• _TASK GOAL_:
The entries below should be output exactly as written.

• _SOURCE MATERIAL_:
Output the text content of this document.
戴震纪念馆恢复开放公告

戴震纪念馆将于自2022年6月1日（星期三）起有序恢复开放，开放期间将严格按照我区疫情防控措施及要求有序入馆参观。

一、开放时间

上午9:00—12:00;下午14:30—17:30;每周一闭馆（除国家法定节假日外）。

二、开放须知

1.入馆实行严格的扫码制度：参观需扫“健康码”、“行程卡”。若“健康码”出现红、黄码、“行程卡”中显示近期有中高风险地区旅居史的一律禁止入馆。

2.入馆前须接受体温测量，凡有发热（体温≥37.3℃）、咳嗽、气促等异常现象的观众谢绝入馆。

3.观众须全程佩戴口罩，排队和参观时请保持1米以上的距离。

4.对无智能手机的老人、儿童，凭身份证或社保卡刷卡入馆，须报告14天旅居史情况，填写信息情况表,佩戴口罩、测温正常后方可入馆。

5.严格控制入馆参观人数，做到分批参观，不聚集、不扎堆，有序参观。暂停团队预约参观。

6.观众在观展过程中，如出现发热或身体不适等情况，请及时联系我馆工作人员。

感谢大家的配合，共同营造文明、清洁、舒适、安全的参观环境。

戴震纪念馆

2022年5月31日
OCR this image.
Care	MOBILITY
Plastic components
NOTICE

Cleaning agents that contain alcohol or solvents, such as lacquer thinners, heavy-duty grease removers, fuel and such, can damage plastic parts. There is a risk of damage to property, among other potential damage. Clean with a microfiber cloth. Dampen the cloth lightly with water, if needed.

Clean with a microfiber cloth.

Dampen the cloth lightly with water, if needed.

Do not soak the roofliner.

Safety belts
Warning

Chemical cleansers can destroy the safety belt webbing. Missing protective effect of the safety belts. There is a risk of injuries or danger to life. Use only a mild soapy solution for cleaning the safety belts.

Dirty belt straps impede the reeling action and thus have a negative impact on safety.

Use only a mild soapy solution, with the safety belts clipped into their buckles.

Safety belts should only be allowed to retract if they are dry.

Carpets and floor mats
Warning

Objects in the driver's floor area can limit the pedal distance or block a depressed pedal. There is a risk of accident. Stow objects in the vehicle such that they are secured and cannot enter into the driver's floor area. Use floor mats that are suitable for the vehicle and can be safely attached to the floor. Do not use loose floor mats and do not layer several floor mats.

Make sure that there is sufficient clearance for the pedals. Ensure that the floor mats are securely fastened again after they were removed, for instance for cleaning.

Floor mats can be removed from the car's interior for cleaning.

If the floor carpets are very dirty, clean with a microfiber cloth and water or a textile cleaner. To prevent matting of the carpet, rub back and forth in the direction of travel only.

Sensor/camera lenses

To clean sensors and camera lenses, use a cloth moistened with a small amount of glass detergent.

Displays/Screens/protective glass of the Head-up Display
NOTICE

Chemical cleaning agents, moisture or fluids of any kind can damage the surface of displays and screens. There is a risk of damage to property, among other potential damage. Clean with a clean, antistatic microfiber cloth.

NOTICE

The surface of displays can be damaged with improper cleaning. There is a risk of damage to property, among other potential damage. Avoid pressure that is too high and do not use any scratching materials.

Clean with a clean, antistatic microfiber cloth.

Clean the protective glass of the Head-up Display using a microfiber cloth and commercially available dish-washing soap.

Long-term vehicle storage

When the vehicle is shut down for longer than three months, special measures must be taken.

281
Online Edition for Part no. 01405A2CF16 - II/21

• _ANSWER BELOW_:
Output the text content of this document.
戴震纪念馆恢复开放公告

戴震纪念馆将于自2022年6月1日（星期三）起有序恢复开放，开放期间将严格按照我区疫情防控措施及要求有序入馆参观。

一、开放时间

上午9:00—12:00;下午14:30—17:30;每周一闭馆（除国家法定节假日外）。

二、开放须知

1.入馆实行严格的扫码制度：参观需扫“健康码”、“行程卡”。若“健康码”出现红、黄码、“行程卡”中显示近期有中高风险地区旅居史的一律禁止入馆。

2.入馆前须接受体温测量，凡有发热（体温≥37.3℃）、咳嗽、气促等异常现象的观众谢绝入馆。

3.观众须全程佩戴口罩，排队和参观时请保持1米以上的距离。

4.对无智能手机的老人、儿童，凭身份证或社保卡刷卡入馆，须报告14天旅居史情况，填写信息情况表,佩戴口罩、测温正常后方可入馆。

5.严格控制入馆参观人数，做到分批参观，不聚集、不扎堆，有序参观。暂停团队预约参观。

6.观众在观展过程中，如出现发热或身体不适等情况，请及时联系我馆工作人员。

感谢大家的配合，共同营造文明、清洁、舒适、安全的参观环境。

戴震纪念馆

2022年5月31日
OCR this image.
Care	MOBILITY
Plastic components
NOTICE

Cleaning agents that contain alcohol or solvents, such as lacquer thinners, heavy-duty grease removers, fuel and such, can damage plastic parts. There is a risk of damage to property, among other potential damage. Clean with a microfiber cloth. Dampen the cloth lightly with water, if needed.

Clean with a microfiber cloth.

Dampen the cloth lightly with water, if needed.

Do not soak the roofliner.

Safety belts
Warning

Chemical cleansers can destroy the safety belt webbing. Missing protective effect of the safety belts. There is a risk of injuries or danger to life. Use only a mild soapy solution for cleaning the safety belts.

Dirty belt straps impede the reeling action and thus have a negative impact on safety.

Use only a mild soapy solution, with the safety belts clipped into their buckles.

Safety belts should only be allowed to retract if they are dry.

Carpets and floor mats
Warning

Objects in the driver's floor area can limit the pedal distance or block a depressed pedal. There is a risk of accident. Stow objects in the vehicle such that they are secured and cannot enter into the driver's floor area. Use floor mats that are suitable for the vehicle and can be safely attached to the floor. Do not use loose floor mats and do not layer several floor mats.

Make sure that there is sufficient clearance for the pedals. Ensure that the floor mats are securely fastened again after they were removed, for instance for cleaning.

Floor mats can be removed from the car's interior for cleaning.

If the floor carpets are very dirty, clean with a microfiber cloth and water or a textile cleaner. To prevent matting of the carpet, rub back and forth in the direction of travel only.

Sensor/camera lenses

To clean sensors and camera lenses, use a cloth moistened with a small amount of glass detergent.

Displays/Screens/protective glass of the Head-up Display
NOTICE

Chemical cleaning agents, moisture or fluids of any kind can damage the surface of displays and screens. There is a risk of damage to property, among other potential damage. Clean with a clean, antistatic microfiber cloth.

NOTICE

The surface of displays can be damaged with improper cleaning. There is a risk of damage to property, among other potential damage. Avoid pressure that is too high and do not use any scratching materials.

Clean with a clean, antistatic microfiber cloth.

Clean the protective glass of the Head-up Display using a microfiber cloth and commercially available dish-washing soap.

Long-term vehicle storage

When the vehicle is shut down for longer than three months, special measures must be taken.

281
Online Edition for Part no. 01405A2CF16 - II/21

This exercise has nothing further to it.